Excerpt from a dataset:
########################################
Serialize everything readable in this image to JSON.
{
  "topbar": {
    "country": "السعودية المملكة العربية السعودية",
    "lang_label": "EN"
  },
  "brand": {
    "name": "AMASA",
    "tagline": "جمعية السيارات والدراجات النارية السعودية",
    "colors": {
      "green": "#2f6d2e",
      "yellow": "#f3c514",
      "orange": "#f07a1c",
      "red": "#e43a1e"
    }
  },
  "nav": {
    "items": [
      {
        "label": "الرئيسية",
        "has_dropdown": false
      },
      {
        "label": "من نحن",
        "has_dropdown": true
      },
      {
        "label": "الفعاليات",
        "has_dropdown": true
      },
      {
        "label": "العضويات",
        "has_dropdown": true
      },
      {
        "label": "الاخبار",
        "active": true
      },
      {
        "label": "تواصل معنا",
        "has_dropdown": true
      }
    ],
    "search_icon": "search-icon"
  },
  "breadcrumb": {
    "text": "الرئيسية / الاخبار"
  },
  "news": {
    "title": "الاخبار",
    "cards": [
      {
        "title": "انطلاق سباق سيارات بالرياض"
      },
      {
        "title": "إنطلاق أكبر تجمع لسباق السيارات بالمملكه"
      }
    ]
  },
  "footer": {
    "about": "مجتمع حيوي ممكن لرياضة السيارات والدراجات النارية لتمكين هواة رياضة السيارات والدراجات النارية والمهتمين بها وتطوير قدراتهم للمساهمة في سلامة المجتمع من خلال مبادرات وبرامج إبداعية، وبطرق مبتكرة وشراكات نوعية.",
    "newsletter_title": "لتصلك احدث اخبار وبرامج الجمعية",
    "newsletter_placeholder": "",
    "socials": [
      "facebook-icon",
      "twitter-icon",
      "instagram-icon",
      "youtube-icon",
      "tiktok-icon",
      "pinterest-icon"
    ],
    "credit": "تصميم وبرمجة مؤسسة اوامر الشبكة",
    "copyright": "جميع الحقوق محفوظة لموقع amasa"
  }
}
########################################
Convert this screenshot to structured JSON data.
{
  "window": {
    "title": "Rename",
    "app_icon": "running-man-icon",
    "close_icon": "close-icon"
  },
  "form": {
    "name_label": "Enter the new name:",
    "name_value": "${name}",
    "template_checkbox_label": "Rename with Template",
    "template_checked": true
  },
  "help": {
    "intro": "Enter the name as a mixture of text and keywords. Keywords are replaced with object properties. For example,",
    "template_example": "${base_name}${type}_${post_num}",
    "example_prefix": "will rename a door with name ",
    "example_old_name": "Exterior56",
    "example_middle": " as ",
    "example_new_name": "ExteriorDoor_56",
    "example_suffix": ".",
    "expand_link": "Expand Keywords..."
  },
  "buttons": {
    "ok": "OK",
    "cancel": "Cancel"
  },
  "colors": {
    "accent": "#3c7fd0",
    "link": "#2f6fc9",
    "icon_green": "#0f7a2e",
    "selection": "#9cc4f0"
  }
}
########################################
## Objective
Copy every line from the entries that contains the word "النارية".

## Task output
    "tagline": "جمعية السيارات والدراجات النارية السعودية",
    "about": "مجتمع حيوي ممكن لرياضة السيارات والدراجات النارية لتمكين هواة رياضة السيارات والدراجات النارية والمهتمين بها وتطوير قدراتهم للمساهمة في سلامة المجتمع من خلال مبادرات وبرامج إبداعية، وبطرق مبتكرة وشراكات نوعية.",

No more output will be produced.